### Direction:
Every line below must be reproduced exactly. Copy them all.

### Supplied information:
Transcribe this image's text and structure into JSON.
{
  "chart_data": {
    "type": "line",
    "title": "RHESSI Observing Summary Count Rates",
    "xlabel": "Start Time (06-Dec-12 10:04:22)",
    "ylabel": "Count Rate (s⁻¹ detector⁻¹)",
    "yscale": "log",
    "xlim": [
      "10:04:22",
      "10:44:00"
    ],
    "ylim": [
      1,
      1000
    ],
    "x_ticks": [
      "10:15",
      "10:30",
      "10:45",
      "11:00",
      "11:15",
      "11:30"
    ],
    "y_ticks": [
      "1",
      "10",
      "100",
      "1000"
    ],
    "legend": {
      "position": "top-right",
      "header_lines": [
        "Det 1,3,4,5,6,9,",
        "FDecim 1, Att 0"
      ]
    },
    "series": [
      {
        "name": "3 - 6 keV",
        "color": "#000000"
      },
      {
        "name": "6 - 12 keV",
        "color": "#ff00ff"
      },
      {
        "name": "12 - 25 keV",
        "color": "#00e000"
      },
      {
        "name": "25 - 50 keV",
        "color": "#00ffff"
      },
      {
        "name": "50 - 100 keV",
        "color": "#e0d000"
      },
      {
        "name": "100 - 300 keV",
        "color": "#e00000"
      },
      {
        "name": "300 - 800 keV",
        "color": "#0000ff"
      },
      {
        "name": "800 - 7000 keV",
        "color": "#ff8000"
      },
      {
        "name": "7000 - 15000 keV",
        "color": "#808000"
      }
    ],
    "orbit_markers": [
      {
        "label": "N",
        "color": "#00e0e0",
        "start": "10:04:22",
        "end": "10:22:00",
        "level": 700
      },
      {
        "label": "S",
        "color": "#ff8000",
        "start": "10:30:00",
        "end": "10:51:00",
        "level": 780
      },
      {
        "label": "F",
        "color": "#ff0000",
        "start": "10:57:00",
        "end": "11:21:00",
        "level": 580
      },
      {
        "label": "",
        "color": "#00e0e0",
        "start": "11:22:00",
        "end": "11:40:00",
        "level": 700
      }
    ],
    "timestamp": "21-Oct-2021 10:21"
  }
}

### Expected output:
Transcribe this image's text and structure into JSON.
{
  "chart_data": {
    "type": "line",
    "title": "RHESSI Observing Summary Count Rates",
    "xlabel": "Start Time (06-Dec-12 10:04:22)",
    "ylabel": "Count Rate (s⁻¹ detector⁻¹)",
    "yscale": "log",
    "xlim": [
      "10:04:22",
      "10:44:00"
    ],
    "ylim": [
      1,
      1000
    ],
    "x_ticks": [
      "10:15",
      "10:30",
      "10:45",
      "11:00",
      "11:15",
      "11:30"
    ],
    "y_ticks": [
      "1",
      "10",
      "100",
      "1000"
    ],
    "legend": {
      "position": "top-right",
      "header_lines": [
        "Det 1,3,4,5,6,9,",
        "FDecim 1, Att 0"
      ]
    },
    "series": [
      {
        "name": "3 - 6 keV",
        "color": "#000000"
      },
      {
        "name": "6 - 12 keV",
        "color": "#ff00ff"
      },
      {
        "name": "12 - 25 keV",
        "color": "#00e000"
      },
      {
        "name": "25 - 50 keV",
        "color": "#00ffff"
      },
      {
        "name": "50 - 100 keV",
        "color": "#e0d000"
      },
      {
        "name": "100 - 300 keV",
        "color": "#e00000"
      },
      {
        "name": "300 - 800 keV",
        "color": "#0000ff"
      },
      {
        "name": "800 - 7000 keV",
        "color": "#ff8000"
      },
      {
        "name": "7000 - 15000 keV",
        "color": "#808000"
      }
    ],
    "orbit_markers": [
      {
        "label": "N",
        "color": "#00e0e0",
        "start": "10:04:22",
        "end": "10:22:00",
        "level": 700
      },
      {
        "label": "S",
        "color": "#ff8000",
        "start": "10:30:00",
        "end": "10:51:00",
        "level": 780
      },
      {
        "label": "F",
        "color": "#ff0000",
        "start": "10:57:00",
        "end": "11:21:00",
        "level": 580
      },
      {
        "label": "",
        "color": "#00e0e0",
        "start": "11:22:00",
        "end": "11:40:00",
        "level": 700
      }
    ],
    "timestamp": "21-Oct-2021 10:21"
  }
}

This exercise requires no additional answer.